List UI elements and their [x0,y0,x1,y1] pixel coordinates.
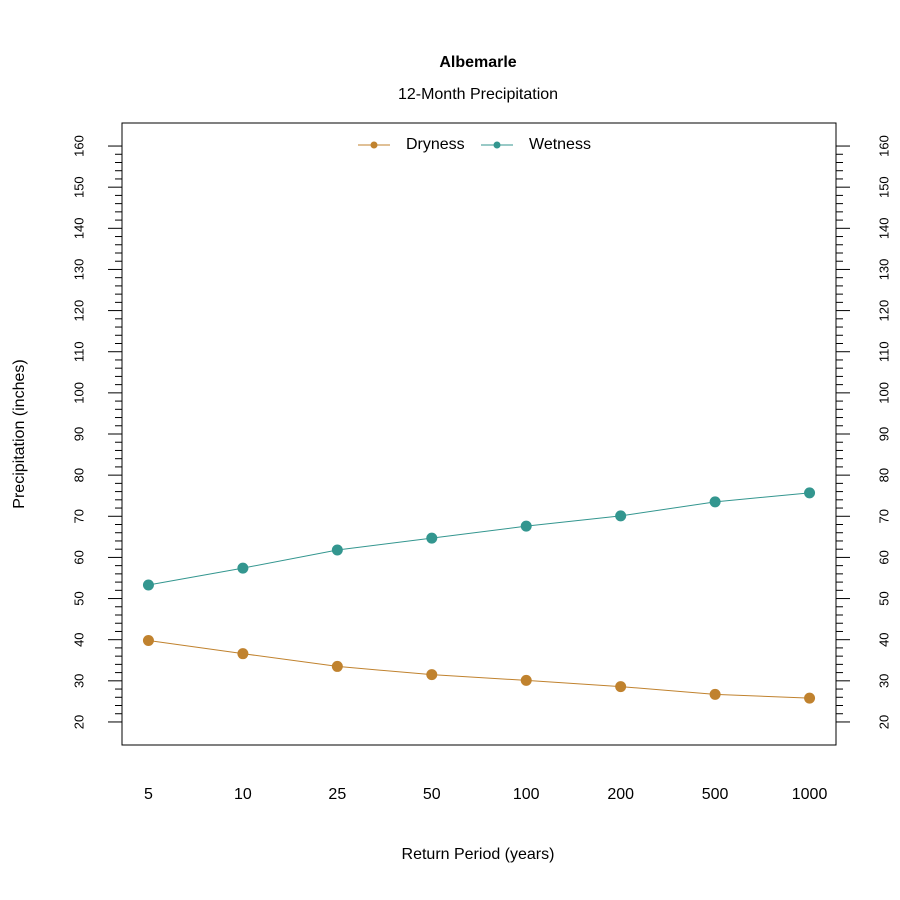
data-point [331,660,343,672]
data-point [426,669,438,681]
y2-tick-label: 160 [876,135,891,157]
y2-tick-label: 130 [876,259,891,281]
y-tick-label: 90 [71,427,86,441]
data-point [615,510,627,522]
data-point [237,562,249,574]
y-tick-label: 120 [71,300,86,322]
y-tick-label: 20 [71,715,86,729]
legend-label: Wetness [529,136,591,153]
data-point [804,692,816,704]
data-point [615,681,627,693]
y2-tick-label: 110 [876,341,891,362]
y2-tick-label: 40 [876,632,891,646]
data-point [426,532,438,544]
y2-tick-label: 60 [876,550,891,564]
x-tick-label: 5 [144,786,153,803]
x-tick-label: 500 [702,786,729,803]
y2-tick-label: 140 [876,217,891,239]
x-tick-label: 50 [423,786,441,803]
y2-tick-label: 30 [876,674,891,688]
data-point [237,648,249,660]
y-tick-label: 140 [71,217,86,239]
x-tick-label: 10 [234,786,252,803]
data-point [331,544,343,556]
data-point [804,487,816,499]
y-tick-label: 80 [71,468,86,482]
series-line [148,492,810,586]
legend-label: Dryness [406,136,465,153]
y2-tick-label: 120 [876,300,891,322]
data-point [142,635,154,647]
y2-tick-label: 80 [876,468,891,482]
legend-marker [370,141,378,149]
y-tick-label: 160 [71,135,86,157]
y2-tick-label: 90 [876,427,891,441]
y2-tick-label: 20 [876,715,891,729]
chart-title: Albemarle [439,54,516,71]
data-point [142,579,154,591]
data-point [520,520,532,532]
series-line [148,640,810,699]
data-point [709,688,721,700]
y2-tick-label: 70 [876,509,891,523]
y-tick-label: 40 [71,632,86,646]
y-tick-label: 130 [71,259,86,281]
y-tick-label: 100 [71,382,86,404]
y-tick-label: 50 [71,591,86,605]
x-tick-label: 25 [328,786,346,803]
y2-tick-label: 50 [876,591,891,605]
x-tick-label: 100 [513,786,540,803]
y-tick-label: 110 [71,341,86,362]
data-point [709,496,721,508]
y-tick-label: 30 [71,674,86,688]
x-tick-label: 1000 [792,786,828,803]
x-tick-label: 200 [607,786,634,803]
legend-marker [493,141,501,149]
data-point [520,674,532,686]
y-axis-label: Precipitation (inches) [11,359,28,508]
y2-tick-label: 100 [876,382,891,404]
x-axis-label: Return Period (years) [402,846,555,863]
y-tick-label: 70 [71,509,86,523]
y-tick-label: 60 [71,550,86,564]
chart-subtitle: 12-Month Precipitation [398,86,558,103]
y2-tick-label: 150 [876,176,891,198]
y-tick-label: 150 [71,176,86,198]
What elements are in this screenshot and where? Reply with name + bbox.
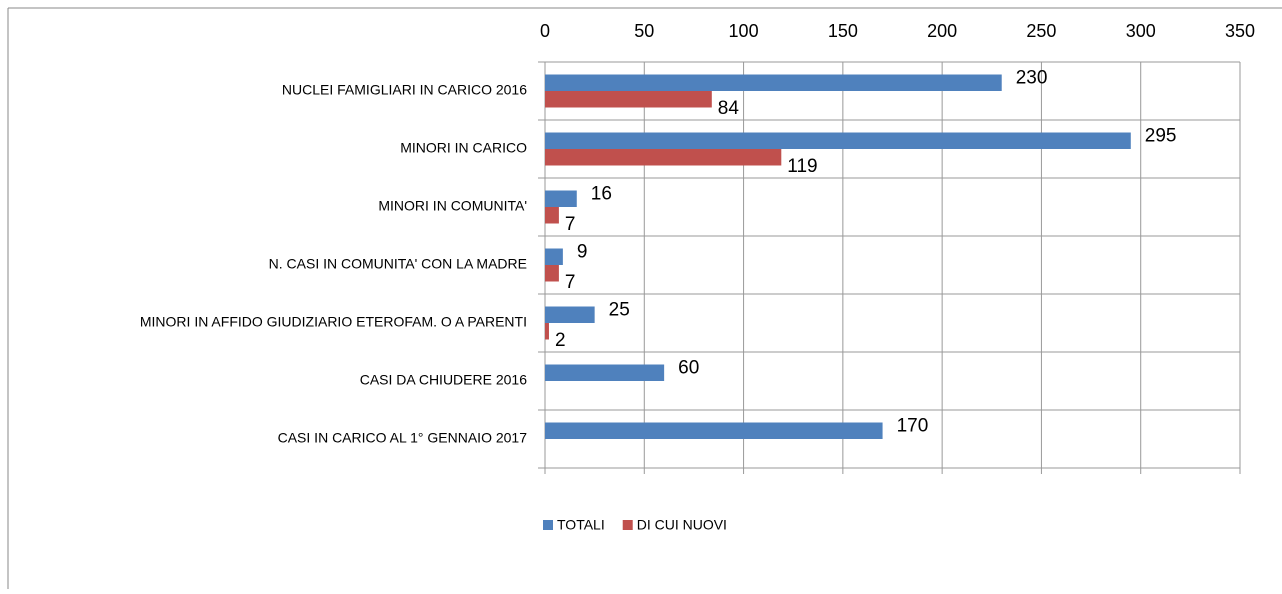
legend-label: DI CUI NUOVI [637,517,727,533]
y-tick-label: CASI IN CARICO AL 1° GENNAIO 2017 [278,430,528,446]
legend-swatch [543,520,553,530]
x-tick-label: 200 [927,21,957,41]
bar [545,265,559,282]
data-label: 7 [565,272,576,293]
data-label: 2 [555,330,566,351]
x-tick-label: 250 [1026,21,1056,41]
x-tick-label: 0 [540,21,550,41]
legend-label: TOTALI [557,517,605,533]
data-label: 9 [577,242,588,263]
bar [545,132,1131,149]
data-label: 16 [591,184,612,205]
y-tick-label: N. CASI IN COMUNITA' CON LA MADRE [269,256,527,272]
y-tick-label: CASI DA CHIUDERE 2016 [360,372,527,388]
bar [545,91,712,108]
data-label: 84 [718,98,740,119]
bar [545,149,782,166]
x-tick-label: 50 [634,21,654,41]
bar [545,207,559,224]
x-tick-label: 300 [1126,21,1156,41]
bar [545,74,1002,91]
data-label: 60 [678,358,699,379]
x-tick-label: 100 [729,21,759,41]
data-label: 230 [1016,68,1048,89]
y-tick-label: MINORI IN AFFIDO GIUDIZIARIO ETEROFAM. O… [140,314,527,330]
bar [545,248,563,265]
y-tick-label: NUCLEI FAMIGLIARI IN CARICO 2016 [282,82,527,98]
bar [545,364,665,381]
data-label: 7 [565,214,576,235]
bar [545,306,595,323]
data-label: 170 [897,416,929,437]
bar [545,190,577,207]
data-label: 295 [1145,126,1177,147]
data-label: 119 [787,156,817,177]
data-label: 25 [609,300,630,321]
y-tick-label: MINORI IN CARICO [400,140,527,156]
x-tick-label: 150 [828,21,858,41]
legend-swatch [622,520,633,530]
bar [545,422,883,439]
x-tick-label: 350 [1225,21,1255,41]
y-tick-label: MINORI IN COMUNITA' [378,198,527,214]
bar [545,323,549,340]
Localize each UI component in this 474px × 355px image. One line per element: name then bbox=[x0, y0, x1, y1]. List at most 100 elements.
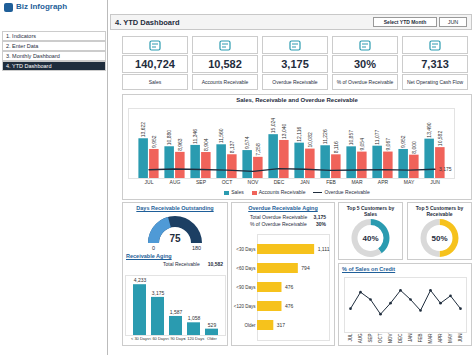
svg-text:AUG: AUG bbox=[358, 333, 363, 343]
svg-text:794: 794 bbox=[301, 265, 310, 271]
svg-text:10,880: 10,880 bbox=[166, 130, 172, 146]
html-text:% of Overdue Receivable: % of Overdue Receivable bbox=[336, 79, 394, 85]
svg-text:7,258: 7,258 bbox=[255, 143, 261, 156]
svg-text:3,175: 3,175 bbox=[152, 290, 165, 296]
svg-text:8,904: 8,904 bbox=[203, 138, 209, 151]
svg-text:OCT: OCT bbox=[222, 179, 233, 185]
svg-text:9,054: 9,054 bbox=[359, 138, 365, 151]
svg-text:FEB: FEB bbox=[326, 179, 336, 185]
html-text:10,582: 10,582 bbox=[208, 58, 242, 70]
svg-text:10,582: 10,582 bbox=[437, 131, 443, 147]
svg-text:NOV: NOV bbox=[388, 334, 393, 344]
svg-text:75: 75 bbox=[169, 233, 181, 244]
svg-text:DEC: DEC bbox=[398, 333, 403, 343]
svg-text:< 120 Days: < 120 Days bbox=[184, 336, 204, 341]
svg-text:10,857: 10,857 bbox=[348, 130, 354, 146]
html-text:7,313: 7,313 bbox=[421, 58, 449, 70]
svg-text:50%: 50% bbox=[431, 234, 447, 243]
svg-text:<30 Days: <30 Days bbox=[236, 247, 256, 252]
html-text:Biz Infograph: Biz Infograph bbox=[16, 2, 68, 11]
html-text:3,175: 3,175 bbox=[281, 58, 309, 70]
svg-text:1,111: 1,111 bbox=[318, 246, 330, 252]
svg-text:13,490: 13,490 bbox=[426, 122, 432, 138]
svg-text:529: 529 bbox=[208, 322, 217, 328]
html-text:30%: 30% bbox=[354, 58, 376, 70]
svg-text:9,574: 9,574 bbox=[244, 136, 250, 149]
svg-text:1,587: 1,587 bbox=[170, 309, 183, 315]
html-text:Net Operating Cash Flow: Net Operating Cash Flow bbox=[406, 79, 464, 85]
html-text:Select YTD Month: Select YTD Month bbox=[383, 19, 427, 25]
html-text:Sales: Sales bbox=[231, 189, 244, 195]
svg-text:JAN: JAN bbox=[408, 334, 413, 343]
svg-text:10,082: 10,082 bbox=[307, 132, 313, 148]
svg-text:AUG: AUG bbox=[170, 179, 181, 185]
svg-text:JAN: JAN bbox=[300, 179, 310, 185]
svg-text:JUL: JUL bbox=[145, 179, 154, 185]
svg-text:JUN: JUN bbox=[430, 179, 440, 185]
svg-text:13,622: 13,622 bbox=[140, 122, 146, 138]
html-text:4. YTD Dashboard: 4. YTD Dashboard bbox=[6, 63, 52, 69]
svg-text:476: 476 bbox=[285, 303, 294, 309]
svg-text:MAR: MAR bbox=[351, 179, 363, 185]
svg-text:11,560: 11,560 bbox=[218, 128, 224, 143]
svg-text:4,233: 4,233 bbox=[134, 277, 147, 283]
html-text:Top 5 Customers by Sales: Top 5 Customers by Sales bbox=[346, 205, 395, 217]
svg-text:11,346: 11,346 bbox=[192, 129, 198, 144]
svg-text:APR: APR bbox=[378, 179, 389, 185]
svg-text:<90 Days: <90 Days bbox=[236, 285, 256, 290]
svg-text:MAR: MAR bbox=[428, 333, 433, 344]
svg-text:9,952: 9,952 bbox=[151, 135, 157, 148]
svg-text:MAY: MAY bbox=[448, 334, 453, 343]
html-text:JUN: JUN bbox=[447, 19, 459, 25]
svg-text:180: 180 bbox=[192, 245, 201, 251]
html-text:Overdue Receivable: Overdue Receivable bbox=[324, 189, 370, 195]
html-text:Accounts Receivable: Accounts Receivable bbox=[258, 189, 306, 195]
html-text:Accounts Receivable: Accounts Receivable bbox=[201, 79, 249, 85]
svg-text:SEP: SEP bbox=[196, 179, 207, 185]
html-text:2. Enter Data: 2. Enter Data bbox=[6, 43, 39, 49]
svg-text:8,116: 8,116 bbox=[333, 141, 339, 153]
svg-text:<60 Days: <60 Days bbox=[236, 266, 256, 271]
svg-text:0: 0 bbox=[152, 245, 155, 251]
html-text:140,724: 140,724 bbox=[135, 58, 175, 70]
svg-text:< 60 Days: < 60 Days bbox=[149, 336, 167, 341]
svg-text:476: 476 bbox=[285, 284, 294, 290]
svg-text:JUN: JUN bbox=[458, 334, 463, 343]
html-text:4. YTD Dashboard: 4. YTD Dashboard bbox=[115, 18, 180, 27]
svg-text:8,000: 8,000 bbox=[411, 141, 417, 154]
svg-text:Older: Older bbox=[207, 336, 217, 341]
html-text:Days Receivable Outstanding: Days Receivable Outstanding bbox=[136, 205, 214, 211]
html-text:Sales, Receivable and Overdue: Sales, Receivable and Overdue Receivable bbox=[236, 97, 358, 103]
svg-text:317: 317 bbox=[277, 322, 286, 328]
html-text:Receivable Aging: Receivable Aging bbox=[126, 253, 172, 259]
svg-text:OCT: OCT bbox=[378, 333, 383, 343]
html-text:Sales: Sales bbox=[148, 79, 162, 85]
svg-text:9,067: 9,067 bbox=[385, 138, 391, 151]
svg-text:< 90 Days: < 90 Days bbox=[167, 336, 185, 341]
svg-text:40%: 40% bbox=[362, 234, 378, 243]
svg-text:MAY: MAY bbox=[404, 179, 415, 185]
svg-text:11,226: 11,226 bbox=[322, 129, 328, 144]
svg-text:9,952: 9,952 bbox=[400, 135, 406, 148]
svg-text:8,137: 8,137 bbox=[229, 141, 235, 154]
svg-text:3,175: 3,175 bbox=[439, 166, 452, 172]
svg-text:FEB: FEB bbox=[418, 334, 423, 343]
svg-text:15,024: 15,024 bbox=[270, 118, 276, 134]
html-text:3. Monthly Dashboard: 3. Monthly Dashboard bbox=[6, 53, 60, 59]
svg-text:8,963: 8,963 bbox=[177, 138, 183, 151]
html-text:Overdue Receivable: Overdue Receivable bbox=[272, 79, 318, 85]
svg-text:DEC: DEC bbox=[274, 179, 285, 185]
svg-text:13,040: 13,040 bbox=[281, 123, 287, 139]
svg-text:<120 Days: <120 Days bbox=[234, 304, 256, 309]
svg-text:< 30 Days: < 30 Days bbox=[131, 336, 149, 341]
html-text:1. Indicators: 1. Indicators bbox=[6, 33, 36, 39]
svg-text:NOV: NOV bbox=[248, 179, 260, 185]
svg-text:12,116: 12,116 bbox=[296, 127, 302, 142]
svg-text:JUL: JUL bbox=[348, 333, 353, 341]
html-text:Top 5 Customers by Receivable: Top 5 Customers by Receivable bbox=[415, 205, 464, 217]
svg-text:Older: Older bbox=[244, 323, 256, 328]
svg-text:APR: APR bbox=[438, 333, 443, 343]
svg-text:SEP: SEP bbox=[368, 334, 373, 343]
svg-text:11,077: 11,077 bbox=[374, 130, 380, 145]
svg-text:1,058: 1,058 bbox=[188, 315, 201, 321]
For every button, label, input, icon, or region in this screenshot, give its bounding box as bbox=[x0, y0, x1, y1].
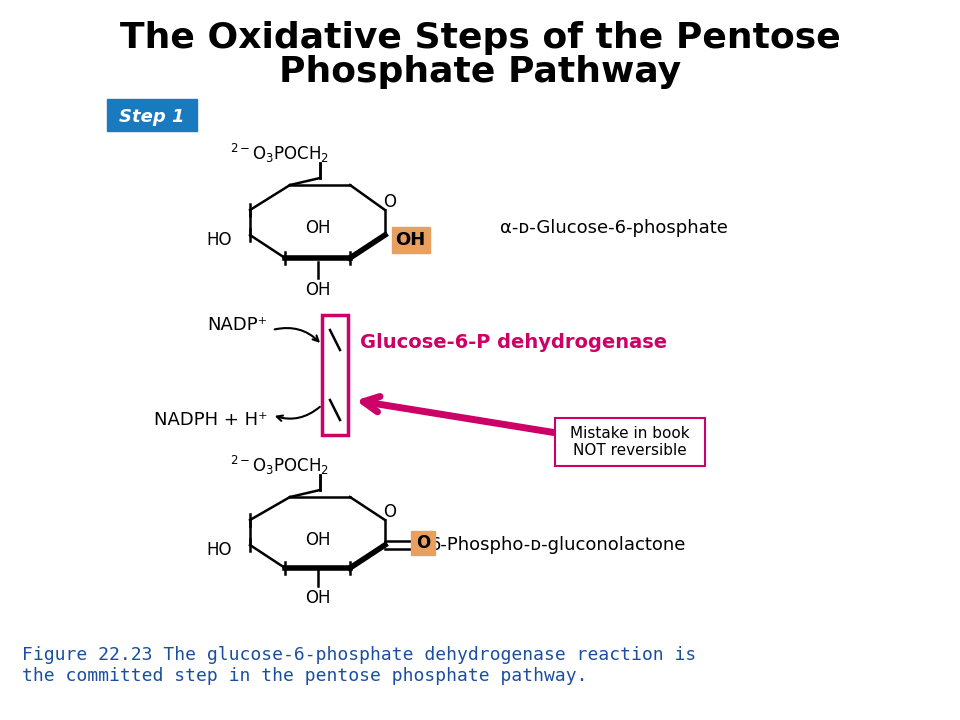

******************************

YOUR TASK: Filter the data above down to the lines that include the word "Dashboard", copying each one. Match case exactly.

FINAL RESULT:
html-text:4. YTD Dashboard: 4. YTD Dashboard bbox=[6, 63, 52, 69]
html-text:4. YTD Dashboard: 4. YTD Dashboard bbox=[115, 18, 180, 27]
html-text:3. Monthly Dashboard: 3. Monthly Dashboard bbox=[6, 53, 60, 59]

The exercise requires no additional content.